ASSIGNMENT
Please copy the Stephen Dzubay text from "Stephen Dzubay (February" up to and including "their native land.", substituting "classmate" for "schoolmate".

Stephen Dzubay (February 27, 1857 - April 2, 1933) was a bishop of Pittsburgh of the Russian American Metropolia, then known as the Russian Orthodox Archdiocese of the Aleutian Islands and North America, between 1916 and 1924. He had served as an Eastern Catholic priest in Wilkes-Barre, Pennsylvania, prior to his reception into Orthodoxy, and had been a schoolmate of St. Alexis Toth in their native land.

==Life==
The son of Fr. Stephen and Justine Dzubay, Alexander Dzubay was born on February 27, 1857, in Kal'nyk, Bereg County, in the Subcarpathian Rus' region of the Austrian Empire (present day Zakarpattia Oblast, Ukraine). He attended school at the gymnasium in Uzhhorod before entering the Greek Catholic Uzhhorod Theological Seminary. After his graduation in 1880, Fr. Alexander married Andrea Chuchka, the daughter of a priest.

PROVIDED INFORMATION

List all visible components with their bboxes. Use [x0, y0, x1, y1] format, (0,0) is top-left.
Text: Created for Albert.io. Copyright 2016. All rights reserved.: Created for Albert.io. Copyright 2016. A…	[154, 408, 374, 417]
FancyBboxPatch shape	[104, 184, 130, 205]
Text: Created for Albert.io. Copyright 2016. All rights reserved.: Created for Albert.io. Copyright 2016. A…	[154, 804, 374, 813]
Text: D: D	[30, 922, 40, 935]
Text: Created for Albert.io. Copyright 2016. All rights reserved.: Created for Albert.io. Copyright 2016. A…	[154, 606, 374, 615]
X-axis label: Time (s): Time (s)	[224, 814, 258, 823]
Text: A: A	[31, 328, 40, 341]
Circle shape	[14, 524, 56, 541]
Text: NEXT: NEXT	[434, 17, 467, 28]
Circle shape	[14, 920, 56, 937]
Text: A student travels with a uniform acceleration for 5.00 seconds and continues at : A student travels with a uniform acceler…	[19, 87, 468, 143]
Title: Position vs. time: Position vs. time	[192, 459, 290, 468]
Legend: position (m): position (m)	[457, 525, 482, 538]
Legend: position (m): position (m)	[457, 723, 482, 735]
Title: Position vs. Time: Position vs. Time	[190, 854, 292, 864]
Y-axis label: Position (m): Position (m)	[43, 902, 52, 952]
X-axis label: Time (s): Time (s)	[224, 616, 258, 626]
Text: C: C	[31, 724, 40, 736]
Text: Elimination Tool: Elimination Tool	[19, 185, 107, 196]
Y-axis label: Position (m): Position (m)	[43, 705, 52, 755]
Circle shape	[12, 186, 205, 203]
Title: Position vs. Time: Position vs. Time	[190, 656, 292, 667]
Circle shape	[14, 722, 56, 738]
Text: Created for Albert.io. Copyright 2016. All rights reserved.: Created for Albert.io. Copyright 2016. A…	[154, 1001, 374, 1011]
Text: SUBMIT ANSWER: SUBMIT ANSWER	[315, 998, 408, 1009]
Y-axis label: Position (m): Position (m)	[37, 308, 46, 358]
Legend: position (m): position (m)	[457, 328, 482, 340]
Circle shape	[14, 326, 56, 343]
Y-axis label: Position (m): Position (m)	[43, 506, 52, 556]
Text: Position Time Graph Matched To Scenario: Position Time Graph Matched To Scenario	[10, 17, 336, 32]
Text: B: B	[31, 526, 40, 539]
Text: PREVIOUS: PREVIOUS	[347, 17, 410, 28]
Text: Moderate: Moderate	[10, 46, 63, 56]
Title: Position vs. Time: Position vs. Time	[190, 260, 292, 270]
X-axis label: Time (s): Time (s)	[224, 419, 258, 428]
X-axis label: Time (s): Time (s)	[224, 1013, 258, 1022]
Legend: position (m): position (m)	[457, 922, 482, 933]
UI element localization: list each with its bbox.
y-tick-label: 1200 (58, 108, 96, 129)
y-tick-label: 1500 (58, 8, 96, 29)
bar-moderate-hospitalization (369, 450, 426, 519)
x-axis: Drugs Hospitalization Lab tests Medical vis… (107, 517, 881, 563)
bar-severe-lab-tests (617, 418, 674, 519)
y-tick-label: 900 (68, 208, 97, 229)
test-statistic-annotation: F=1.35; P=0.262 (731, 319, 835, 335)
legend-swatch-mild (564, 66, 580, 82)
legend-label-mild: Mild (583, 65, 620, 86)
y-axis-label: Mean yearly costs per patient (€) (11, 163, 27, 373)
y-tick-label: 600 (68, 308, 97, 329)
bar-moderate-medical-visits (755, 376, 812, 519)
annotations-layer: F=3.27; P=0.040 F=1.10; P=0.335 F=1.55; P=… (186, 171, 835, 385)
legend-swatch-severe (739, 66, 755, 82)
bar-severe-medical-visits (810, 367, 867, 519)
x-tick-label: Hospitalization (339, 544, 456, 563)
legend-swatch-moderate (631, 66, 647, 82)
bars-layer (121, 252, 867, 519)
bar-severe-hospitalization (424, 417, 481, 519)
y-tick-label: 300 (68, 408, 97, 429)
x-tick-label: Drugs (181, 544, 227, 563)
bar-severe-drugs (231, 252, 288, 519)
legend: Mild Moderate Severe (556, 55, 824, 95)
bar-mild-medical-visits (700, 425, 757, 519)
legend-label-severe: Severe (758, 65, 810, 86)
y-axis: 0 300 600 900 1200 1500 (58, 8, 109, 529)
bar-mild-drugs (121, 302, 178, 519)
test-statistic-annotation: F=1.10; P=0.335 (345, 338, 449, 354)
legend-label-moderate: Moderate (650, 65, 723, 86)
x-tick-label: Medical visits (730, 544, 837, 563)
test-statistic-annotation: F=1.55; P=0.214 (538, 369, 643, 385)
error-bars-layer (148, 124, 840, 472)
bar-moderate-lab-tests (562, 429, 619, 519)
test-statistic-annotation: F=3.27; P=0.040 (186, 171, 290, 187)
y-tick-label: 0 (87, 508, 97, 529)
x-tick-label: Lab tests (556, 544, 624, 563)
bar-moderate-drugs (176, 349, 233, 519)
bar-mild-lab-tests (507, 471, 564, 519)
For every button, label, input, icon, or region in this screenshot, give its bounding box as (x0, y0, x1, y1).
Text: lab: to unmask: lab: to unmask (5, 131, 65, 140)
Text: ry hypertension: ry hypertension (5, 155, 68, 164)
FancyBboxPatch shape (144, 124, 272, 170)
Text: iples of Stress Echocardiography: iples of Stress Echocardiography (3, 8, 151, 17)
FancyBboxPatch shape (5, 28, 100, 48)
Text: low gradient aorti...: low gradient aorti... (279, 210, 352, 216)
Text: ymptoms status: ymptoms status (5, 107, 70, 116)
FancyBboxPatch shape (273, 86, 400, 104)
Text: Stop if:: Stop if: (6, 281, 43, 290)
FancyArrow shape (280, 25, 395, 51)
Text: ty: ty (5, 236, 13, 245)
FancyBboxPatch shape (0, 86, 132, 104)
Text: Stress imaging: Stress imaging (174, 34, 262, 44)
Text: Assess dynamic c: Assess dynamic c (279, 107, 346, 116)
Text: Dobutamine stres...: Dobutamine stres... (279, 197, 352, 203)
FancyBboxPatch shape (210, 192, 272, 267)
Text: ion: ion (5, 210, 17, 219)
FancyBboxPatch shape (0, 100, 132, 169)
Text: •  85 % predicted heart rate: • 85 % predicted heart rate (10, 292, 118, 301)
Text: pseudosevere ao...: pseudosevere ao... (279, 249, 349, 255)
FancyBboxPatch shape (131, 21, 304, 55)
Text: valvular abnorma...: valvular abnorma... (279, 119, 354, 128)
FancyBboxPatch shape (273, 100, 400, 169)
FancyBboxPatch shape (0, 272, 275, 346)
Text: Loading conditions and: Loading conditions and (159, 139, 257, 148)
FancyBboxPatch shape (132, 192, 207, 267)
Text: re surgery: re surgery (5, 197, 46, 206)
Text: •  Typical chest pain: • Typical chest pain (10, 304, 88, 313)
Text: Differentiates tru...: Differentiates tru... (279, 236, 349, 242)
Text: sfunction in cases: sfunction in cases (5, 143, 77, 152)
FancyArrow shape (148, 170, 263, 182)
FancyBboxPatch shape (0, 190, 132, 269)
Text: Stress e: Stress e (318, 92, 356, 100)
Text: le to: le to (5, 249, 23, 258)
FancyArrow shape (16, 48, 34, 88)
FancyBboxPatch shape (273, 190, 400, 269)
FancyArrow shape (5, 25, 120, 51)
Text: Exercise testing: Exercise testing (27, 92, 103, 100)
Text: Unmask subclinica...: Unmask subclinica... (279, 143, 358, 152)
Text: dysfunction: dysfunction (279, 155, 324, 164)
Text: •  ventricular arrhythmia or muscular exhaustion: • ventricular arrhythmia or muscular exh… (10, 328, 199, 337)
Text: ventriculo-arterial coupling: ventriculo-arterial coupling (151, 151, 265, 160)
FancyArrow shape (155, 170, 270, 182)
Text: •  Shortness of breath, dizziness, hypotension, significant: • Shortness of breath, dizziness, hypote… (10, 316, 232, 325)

ANSWER TO THE PROBLEM
Stephen Dzubay (February 27, 1857 - April 2, 1933) was a bishop of Pittsburgh of the Russian American Metropolia, then known as the Russian Orthodox Archdiocese of the Aleutian Islands and North America, between 1916 and 1924. He had served as an Eastern Catholic priest in Wilkes-Barre, Pennsylvania, prior to his reception into Orthodoxy, and had been a classmate of St. Alexis Toth in their native land.